▶ Directive
Copy out each line of the data holding "católica".

>> BEGIN Input data

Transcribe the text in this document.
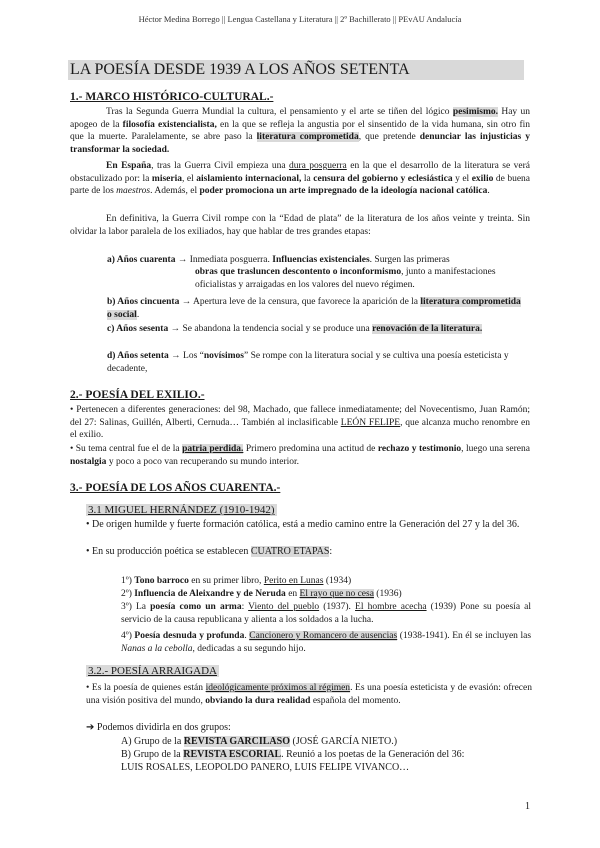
Héctor Medina Borrego || Lengua Castellana y Literatura || 2º Bachillerato || PEvAU Andalucía
LA POESÍA DESDE 1939 A LOS AÑOS SETENTA
1.- MARCO HISTÓRICO-CULTURAL.-
Tras la Segunda Guerra Mundial la cultura, el pensamiento y el arte se tiñen del lógico pesimismo. Hay un apogeo de la filosofía existencialista, en la que se refleja la angustia por el sinsentido de la vida humana, sin otro fin que la muerte. Paralelamente, se abre paso la literatura comprometida, que pretende denunciar las injusticias y transformar la sociedad.
En España, tras la Guerra Civil empieza una dura posguerra en la que el desarrollo de la literatura se verá obstaculizado por: la miseria, el aislamiento internacional, la censura del gobierno y eclesiástica y el exilio de buena parte de los maestros. Además, el poder promociona un arte impregnado de la ideología nacional católica.
En definitiva, la Guerra Civil rompe con la “Edad de plata” de la literatura de los años veinte y treinta. Sin olvidar la labor paralela de los exiliados, hay que hablar de tres grandes etapas:
a) Años cuarenta → Inmediata posguerra. Influencias existenciales. Surgen las primeras
obras que trasluncen descontento o inconformismo, junto a manifestaciones oficialistas y arraigadas en los valores del nuevo régimen.
b) Años cincuenta → Apertura leve de la censura, que favorece la aparición de la literatura comprometida o social.
c) Años sesenta → Se abandona la tendencia social y se produce una renovación de la literatura.
d) Años setenta → Los “novísimos” Se rompe con la literatura social y se cultiva una poesía esteticista y decadente,
2.- POESÍA DEL EXILIO.-
• Pertenecen a diferentes generaciones: del 98, Machado, que fallece inmediatamente; del Novecentismo, Juan Ramón; del 27: Salinas, Guillén, Alberti, Cernuda… También al inclasificable LEÓN FELIPE, que alcanza mucho renombre en el exilio.
• Su tema central fue el de la patria perdida. Primero predomina una actitud de rechazo y testimonio, luego una serena nostalgia y poco a poco van recuperando su mundo interior.
3.- POESÍA DE LOS AÑOS CUARENTA.-
3.1 MIGUEL HERNÁNDEZ (1910-1942)
• De origen humilde y fuerte formación católica, está a medio camino entre la Generación del 27 y la del 36.
• En su producción poética se establecen CUATRO ETAPAS:
1º) Tono barroco en su primer libro, Perito en Lunas (1934)
2º) Influencia de Aleixandre y de Neruda en El rayo que no cesa (1936)
3º) La poesía como un arma: Viento del pueblo (1937). El hombre acecha (1939) Pone su poesía al servicio de la causa republicana y alienta a los soldados a la lucha.
4º) Poesía desnuda y profunda. Cancionero y Romancero de ausencias (1938-1941). En él se incluyen las Nanas a la cebolla, dedicadas a su segundo hijo.
3.2.- POESÍA ARRAIGADA
• Es la poesía de quienes están ideológicamente próximos al régimen. Es una poesía esteticista y de evasión: ofrecen una visión positiva del mundo, obviando la dura realidad española del momento.
➔ Podemos dividirla en dos grupos:
A) Grupo de la REVISTA GARCILASO (JOSÉ GARCÍA NIETO.)
B) Grupo de la REVISTA ESCORIAL. Reunió a los poetas de la Generación del 36:
LUIS ROSALES, LEOPOLDO PANERO, LUIS FELIPE VIVANCO…
1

>> END Input data

▶ Task result
En España, tras la Guerra Civil empieza una dura posguerra en la que el desarrollo de la literatura se verá obstaculizado por: la miseria, el aislamiento internacional, la censura del gobierno y eclesiástica y el exilio de buena parte de los maestros. Además, el poder promociona un arte impregnado de la ideología nacional católica.
• De origen humilde y fuerte formación católica, está a medio camino entre la Generación del 27 y la del 36.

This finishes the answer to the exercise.